* Given information
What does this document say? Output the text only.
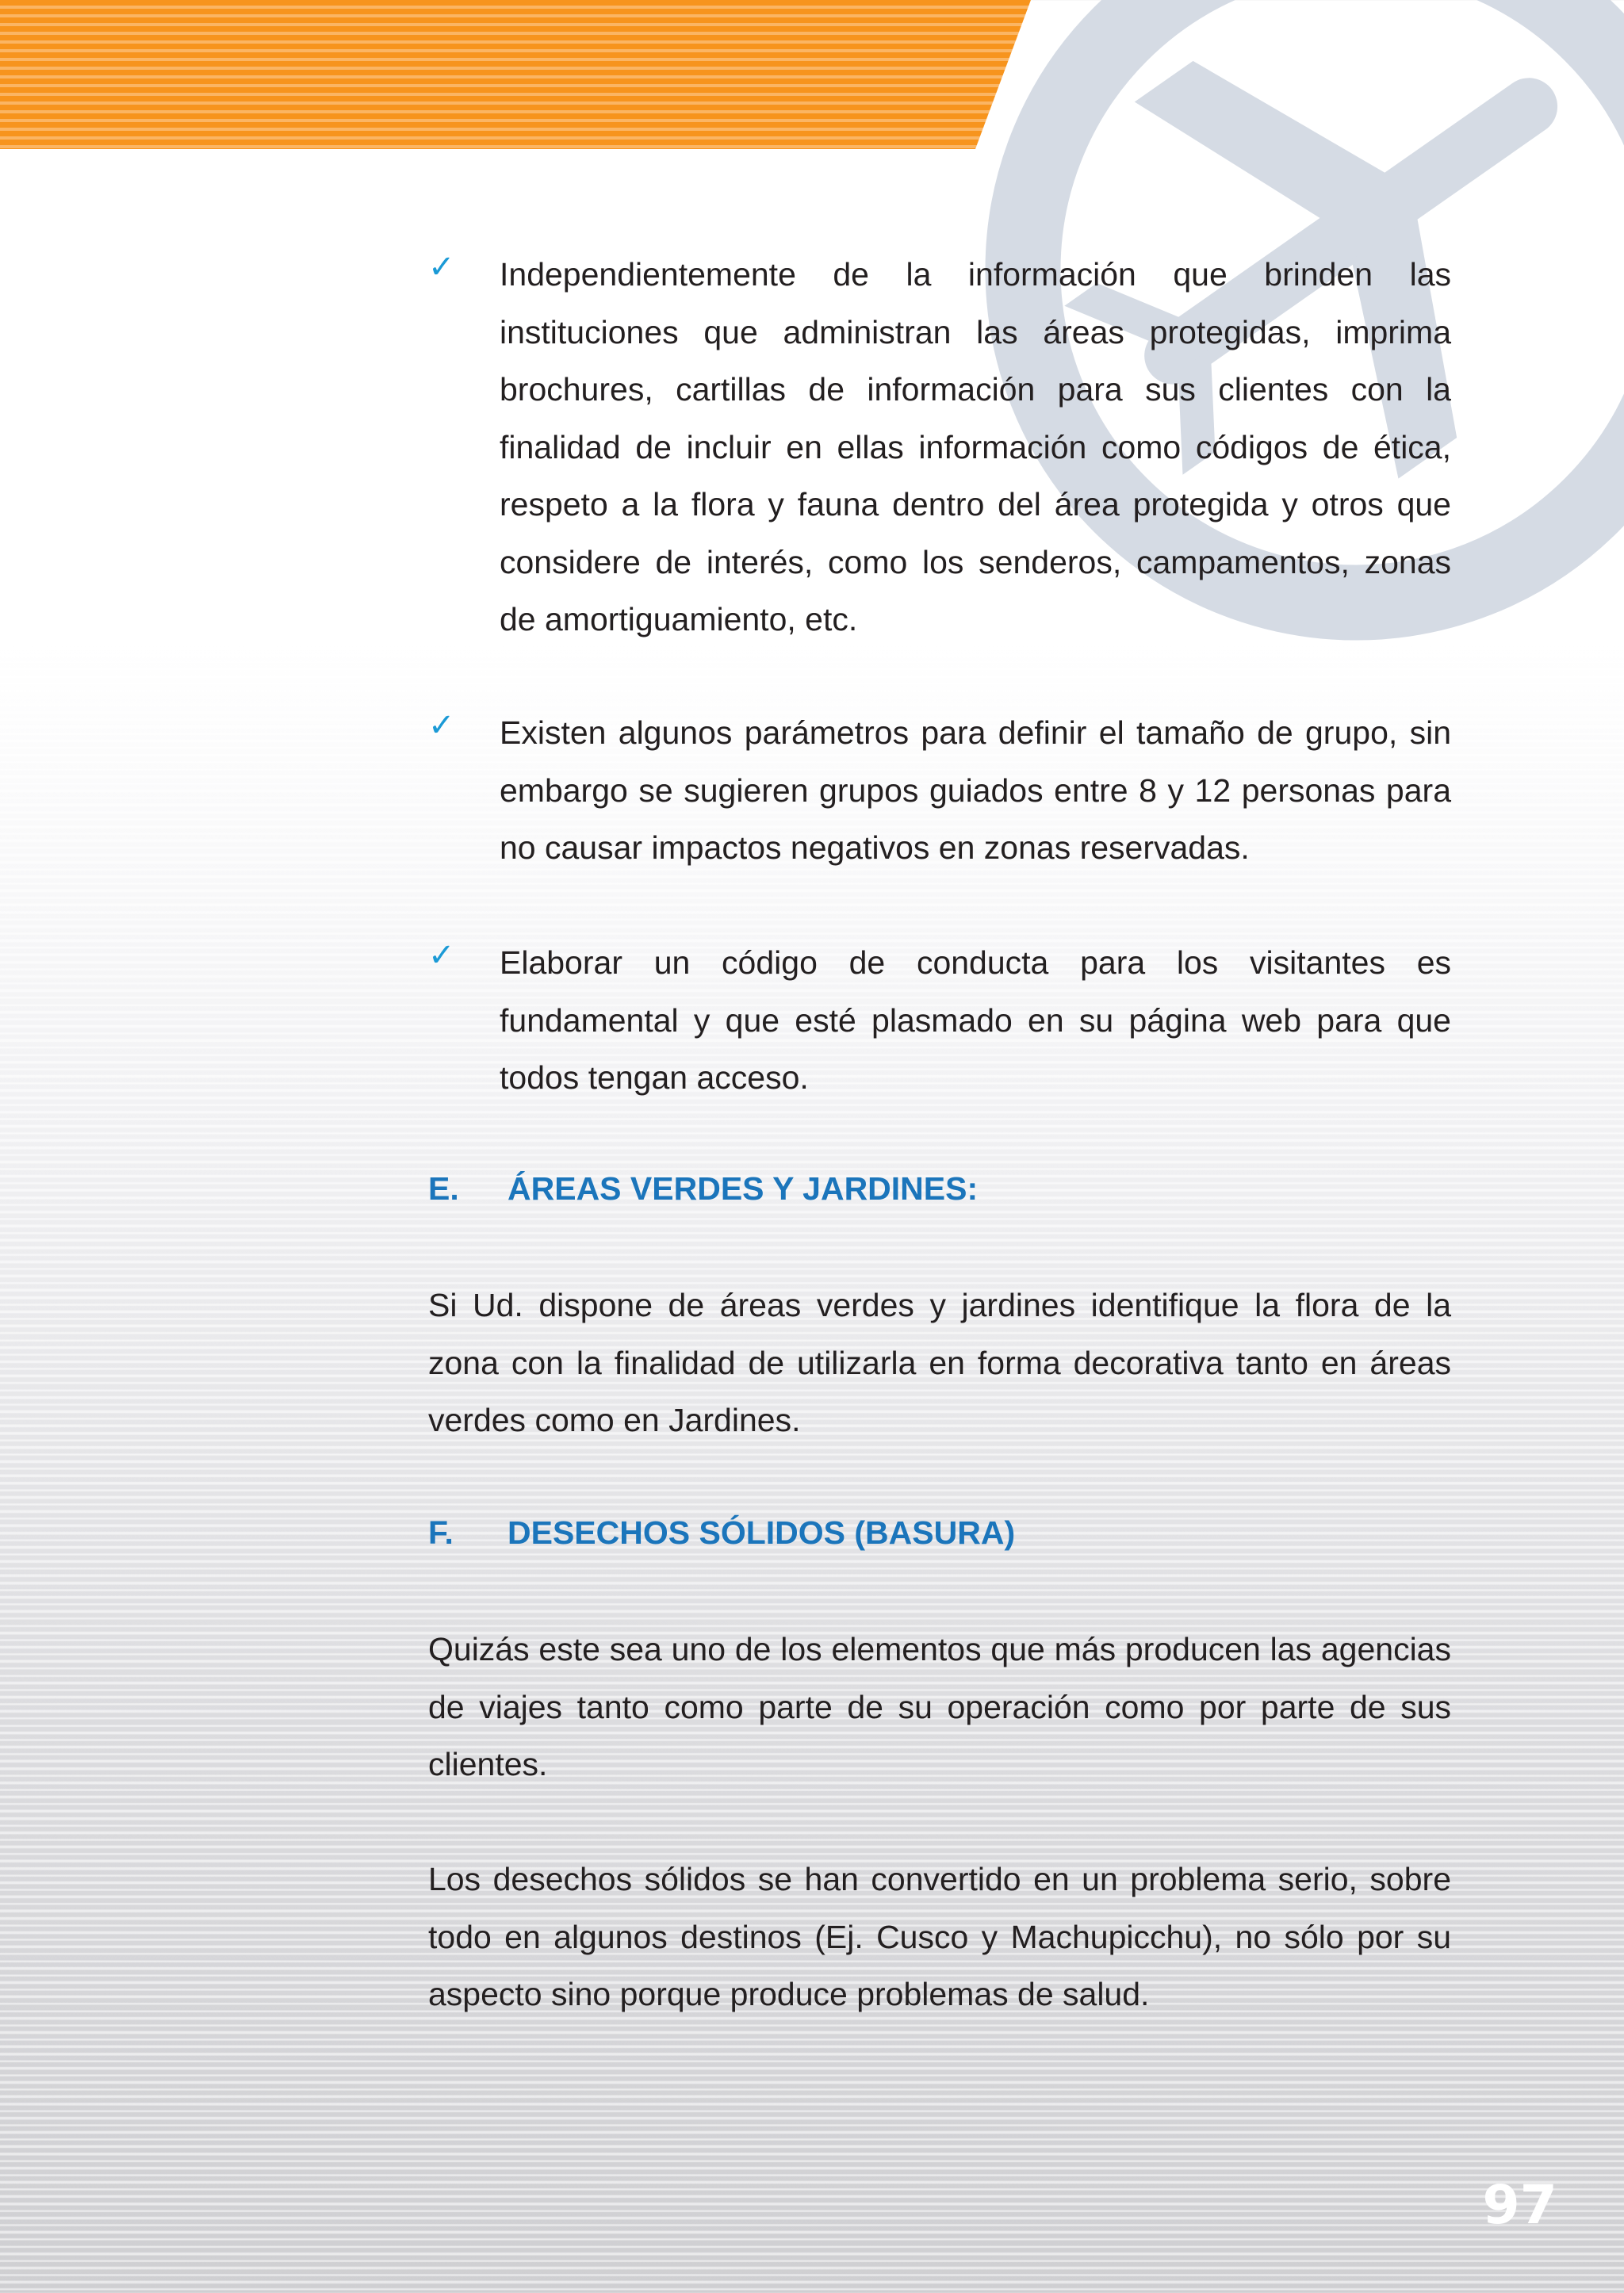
✓ Independientemente de la información que brinden las instituciones que administran las áreas protegidas, imprima brochures, cartillas de información para sus clientes con la finalidad de incluir en ellas información como códigos de ética, respeto a la flora y fauna dentro del área protegida y otros que considere de interés, como los senderos, campamentos, zonas de amortiguamiento, etc.

✓ Existen algunos parámetros para definir el tamaño de grupo, sin embargo se sugieren grupos guiados entre 8 y 12 personas para no causar impactos negativos en zonas reservadas.

✓ Elaborar un código de conducta para los visitantes es fundamental y que esté plasmado en su página web para que todos tengan acceso.

E. ÁREAS VERDES Y JARDINES:

Si Ud. dispone de áreas verdes y jardines identifique la flora de la zona con la finalidad de utilizarla en forma decorativa tanto en áreas verdes como en Jardines.

F. DESECHOS SÓLIDOS (BASURA)

Quizás este sea uno de los elementos que más producen las agencias de viajes tanto como parte de su operación como por parte de sus clientes.

Los desechos sólidos se han convertido en un problema serio, sobre todo en algunos destinos (Ej. Cusco y Machupicchu), no sólo por su aspecto sino porque produce problemas de salud.

97
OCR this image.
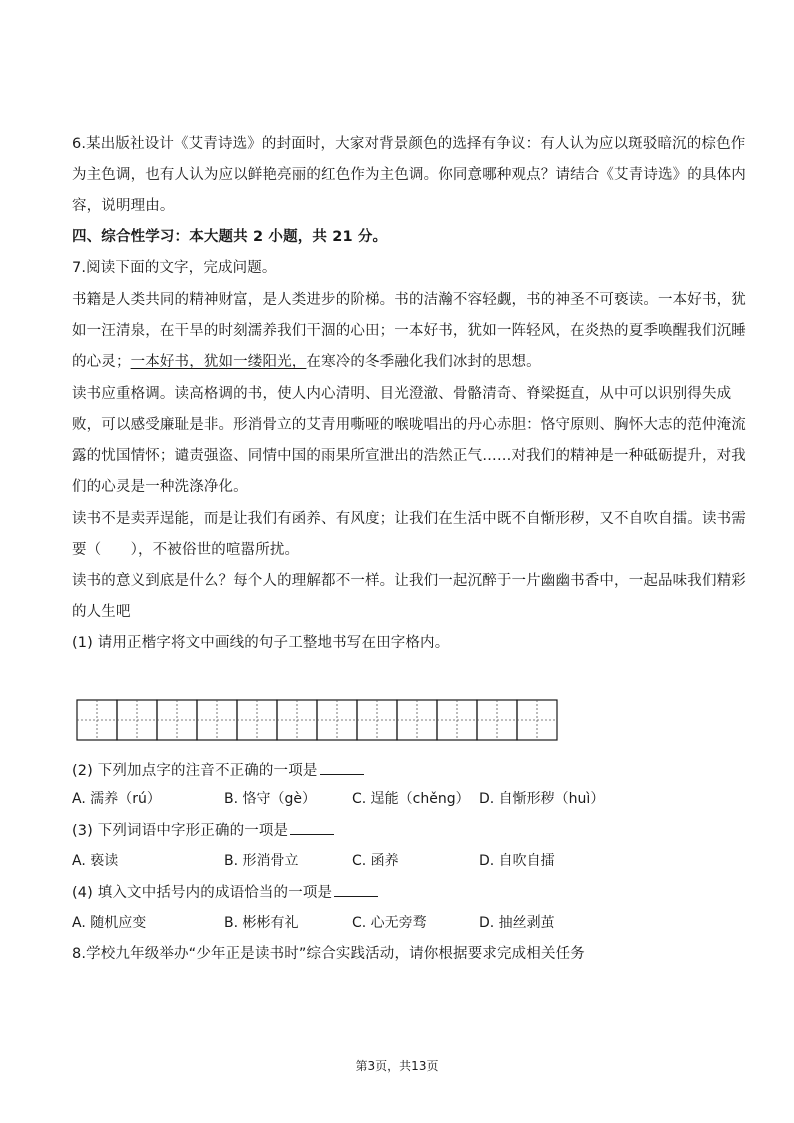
6.某出版社设计《艾青诗选》的封面时，大家对背景颜色的选择有争议：有人认为应以斑驳暗沉的棕色作

为主色调，也有人认为应以鲜艳亮丽的红色作为主色调。你同意哪种观点？请结合《艾青诗选》的具体内

容，说明理由。

四、综合性学习：本大题共 2 小题，共 21 分。

7.阅读下面的文字，完成问题。

书籍是人类共同的精神财富，是人类进步的阶梯。书的洁瀚不容轻觑，书的神圣不可亵读。一本好书，犹

如一汪清泉，在干旱的时刻濡养我们干涸的心田；一本好书，犹如一阵轻风，在炎热的夏季唤醒我们沉睡

的心灵；一本好书，犹如一缕阳光，在寒冷的冬季融化我们冰封的思想。

读书应重格调。读高格调的书，使人内心清明、目光澄澈、骨骼清奇、脊梁挺直，从中可以识别得失成

败，可以感受廉耻是非。形消骨立的艾青用嘶哑的喉咙唱出的丹心赤胆：恪守原则、胸怀大志的范仲淹流

露的忧国情怀；谴责强盗、同情中国的雨果所宣泄出的浩然正气……对我们的精神是一种砥砺提升，对我

们的心灵是一种洗涤净化。

读书不是卖弄逞能，而是让我们有函养、有风度；让我们在生活中既不自惭形秽，又不自吹自擂。读书需

要（　　），不被俗世的喧嚣所扰。

读书的意义到底是什么？每个人的理解都不一样。让我们一起沉醉于一片幽幽书香中，一起品味我们精彩

的人生吧

(1) 请用正楷字将文中画线的句子工整地书写在田字格内。

(2) 下列加点字的注音不正确的一项是

A. 濡养（rú）	B. 恪守（gè）	C. 逞能（chěng） D. 自惭形秽（huì）

(3) 下列词语中字形正确的一项是

A. 亵读	B. 形消骨立	C. 函养	D. 自吹自擂

(4) 填入文中括号内的成语恰当的一项是

A. 随机应变	B. 彬彬有礼	C. 心无旁骛	D. 抽丝剥茧

8.学校九年级举办“少年正是读书时”综合实践活动，请你根据要求完成相关任务

第3页，共13页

* Requirements
Print out every entry above without changing a word, and leave out the pictures.

* Reply
What does this document say? Output the text only.
✓ Independientemente de la información que brinden las instituciones que administran las áreas protegidas, imprima brochures, cartillas de información para sus clientes con la finalidad de incluir en ellas información como códigos de ética, respeto a la flora y fauna dentro del área protegida y otros que considere de interés, como los senderos, campamentos, zonas de amortiguamiento, etc.

✓ Existen algunos parámetros para definir el tamaño de grupo, sin embargo se sugieren grupos guiados entre 8 y 12 personas para no causar impactos negativos en zonas reservadas.

✓ Elaborar un código de conducta para los visitantes es fundamental y que esté plasmado en su página web para que todos tengan acceso.

E. ÁREAS VERDES Y JARDINES:

Si Ud. dispone de áreas verdes y jardines identifique la flora de la zona con la finalidad de utilizarla en forma decorativa tanto en áreas verdes como en Jardines.

F. DESECHOS SÓLIDOS (BASURA)

Quizás este sea uno de los elementos que más producen las agencias de viajes tanto como parte de su operación como por parte de sus clientes.

Los desechos sólidos se han convertido en un problema serio, sobre todo en algunos destinos (Ej. Cusco y Machupicchu), no sólo por su aspecto sino porque produce problemas de salud.

97
OCR this image.
6.某出版社设计《艾青诗选》的封面时，大家对背景颜色的选择有争议：有人认为应以斑驳暗沉的棕色作

为主色调，也有人认为应以鲜艳亮丽的红色作为主色调。你同意哪种观点？请结合《艾青诗选》的具体内

容，说明理由。

四、综合性学习：本大题共 2 小题，共 21 分。

7.阅读下面的文字，完成问题。

书籍是人类共同的精神财富，是人类进步的阶梯。书的洁瀚不容轻觑，书的神圣不可亵读。一本好书，犹

如一汪清泉，在干旱的时刻濡养我们干涸的心田；一本好书，犹如一阵轻风，在炎热的夏季唤醒我们沉睡

的心灵；一本好书，犹如一缕阳光，在寒冷的冬季融化我们冰封的思想。

读书应重格调。读高格调的书，使人内心清明、目光澄澈、骨骼清奇、脊梁挺直，从中可以识别得失成

败，可以感受廉耻是非。形消骨立的艾青用嘶哑的喉咙唱出的丹心赤胆：恪守原则、胸怀大志的范仲淹流

露的忧国情怀；谴责强盗、同情中国的雨果所宣泄出的浩然正气……对我们的精神是一种砥砺提升，对我

们的心灵是一种洗涤净化。

读书不是卖弄逞能，而是让我们有函养、有风度；让我们在生活中既不自惭形秽，又不自吹自擂。读书需

要（　　），不被俗世的喧嚣所扰。

读书的意义到底是什么？每个人的理解都不一样。让我们一起沉醉于一片幽幽书香中，一起品味我们精彩

的人生吧

(1) 请用正楷字将文中画线的句子工整地书写在田字格内。

(2) 下列加点字的注音不正确的一项是

A. 濡养（rú）	B. 恪守（gè）	C. 逞能（chěng） D. 自惭形秽（huì）

(3) 下列词语中字形正确的一项是

A. 亵读	B. 形消骨立	C. 函养	D. 自吹自擂

(4) 填入文中括号内的成语恰当的一项是

A. 随机应变	B. 彬彬有礼	C. 心无旁骛	D. 抽丝剥茧

8.学校九年级举办“少年正是读书时”综合实践活动，请你根据要求完成相关任务

第3页，共13页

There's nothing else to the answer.